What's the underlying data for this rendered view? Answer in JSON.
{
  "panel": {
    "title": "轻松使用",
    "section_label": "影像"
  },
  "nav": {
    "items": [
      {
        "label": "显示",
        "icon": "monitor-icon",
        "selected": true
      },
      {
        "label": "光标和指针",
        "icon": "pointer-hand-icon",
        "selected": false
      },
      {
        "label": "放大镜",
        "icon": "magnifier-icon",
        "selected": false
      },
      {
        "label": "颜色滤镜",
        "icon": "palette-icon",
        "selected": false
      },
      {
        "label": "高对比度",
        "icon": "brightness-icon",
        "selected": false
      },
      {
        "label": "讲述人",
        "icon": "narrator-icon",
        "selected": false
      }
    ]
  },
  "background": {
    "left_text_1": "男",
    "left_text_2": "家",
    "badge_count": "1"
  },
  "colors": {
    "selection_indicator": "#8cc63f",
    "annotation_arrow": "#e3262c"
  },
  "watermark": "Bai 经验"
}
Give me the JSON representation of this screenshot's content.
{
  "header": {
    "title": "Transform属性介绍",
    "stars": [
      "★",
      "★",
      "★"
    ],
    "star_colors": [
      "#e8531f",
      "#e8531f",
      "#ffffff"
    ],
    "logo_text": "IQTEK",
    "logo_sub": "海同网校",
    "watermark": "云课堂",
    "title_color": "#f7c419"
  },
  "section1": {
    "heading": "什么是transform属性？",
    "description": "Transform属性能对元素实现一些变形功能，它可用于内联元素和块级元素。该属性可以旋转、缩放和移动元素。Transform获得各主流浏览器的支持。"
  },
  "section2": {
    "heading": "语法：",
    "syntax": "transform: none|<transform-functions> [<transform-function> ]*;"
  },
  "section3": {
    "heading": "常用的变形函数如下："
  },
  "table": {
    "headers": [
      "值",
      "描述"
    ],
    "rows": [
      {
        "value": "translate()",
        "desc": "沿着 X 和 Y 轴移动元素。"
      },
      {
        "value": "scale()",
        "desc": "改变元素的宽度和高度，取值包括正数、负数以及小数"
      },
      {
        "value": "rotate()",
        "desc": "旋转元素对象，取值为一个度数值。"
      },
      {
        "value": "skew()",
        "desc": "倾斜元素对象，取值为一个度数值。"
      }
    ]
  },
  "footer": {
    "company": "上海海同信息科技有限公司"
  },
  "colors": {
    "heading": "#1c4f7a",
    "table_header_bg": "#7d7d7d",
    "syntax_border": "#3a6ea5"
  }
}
+++
◆ TASK INSTRUCTIONS
Output all of the data again. Match it exactly.

◆ TASK OUTPUT
What's the underlying data for this rendered view? Answer in JSON.
{
  "panel": {
    "title": "轻松使用",
    "section_label": "影像"
  },
  "nav": {
    "items": [
      {
        "label": "显示",
        "icon": "monitor-icon",
        "selected": true
      },
      {
        "label": "光标和指针",
        "icon": "pointer-hand-icon",
        "selected": false
      },
      {
        "label": "放大镜",
        "icon": "magnifier-icon",
        "selected": false
      },
      {
        "label": "颜色滤镜",
        "icon": "palette-icon",
        "selected": false
      },
      {
        "label": "高对比度",
        "icon": "brightness-icon",
        "selected": false
      },
      {
        "label": "讲述人",
        "icon": "narrator-icon",
        "selected": false
      }
    ]
  },
  "background": {
    "left_text_1": "男",
    "left_text_2": "家",
    "badge_count": "1"
  },
  "colors": {
    "selection_indicator": "#8cc63f",
    "annotation_arrow": "#e3262c"
  },
  "watermark": "Bai 经验"
}
Give me the JSON representation of this screenshot's content.
{
  "header": {
    "title": "Transform属性介绍",
    "stars": [
      "★",
      "★",
      "★"
    ],
    "star_colors": [
      "#e8531f",
      "#e8531f",
      "#ffffff"
    ],
    "logo_text": "IQTEK",
    "logo_sub": "海同网校",
    "watermark": "云课堂",
    "title_color": "#f7c419"
  },
  "section1": {
    "heading": "什么是transform属性？",
    "description": "Transform属性能对元素实现一些变形功能，它可用于内联元素和块级元素。该属性可以旋转、缩放和移动元素。Transform获得各主流浏览器的支持。"
  },
  "section2": {
    "heading": "语法：",
    "syntax": "transform: none|<transform-functions> [<transform-function> ]*;"
  },
  "section3": {
    "heading": "常用的变形函数如下："
  },
  "table": {
    "headers": [
      "值",
      "描述"
    ],
    "rows": [
      {
        "value": "translate()",
        "desc": "沿着 X 和 Y 轴移动元素。"
      },
      {
        "value": "scale()",
        "desc": "改变元素的宽度和高度，取值包括正数、负数以及小数"
      },
      {
        "value": "rotate()",
        "desc": "旋转元素对象，取值为一个度数值。"
      },
      {
        "value": "skew()",
        "desc": "倾斜元素对象，取值为一个度数值。"
      }
    ]
  },
  "footer": {
    "company": "上海海同信息科技有限公司"
  },
  "colors": {
    "heading": "#1c4f7a",
    "table_header_bg": "#7d7d7d",
    "syntax_border": "#3a6ea5"
  }
}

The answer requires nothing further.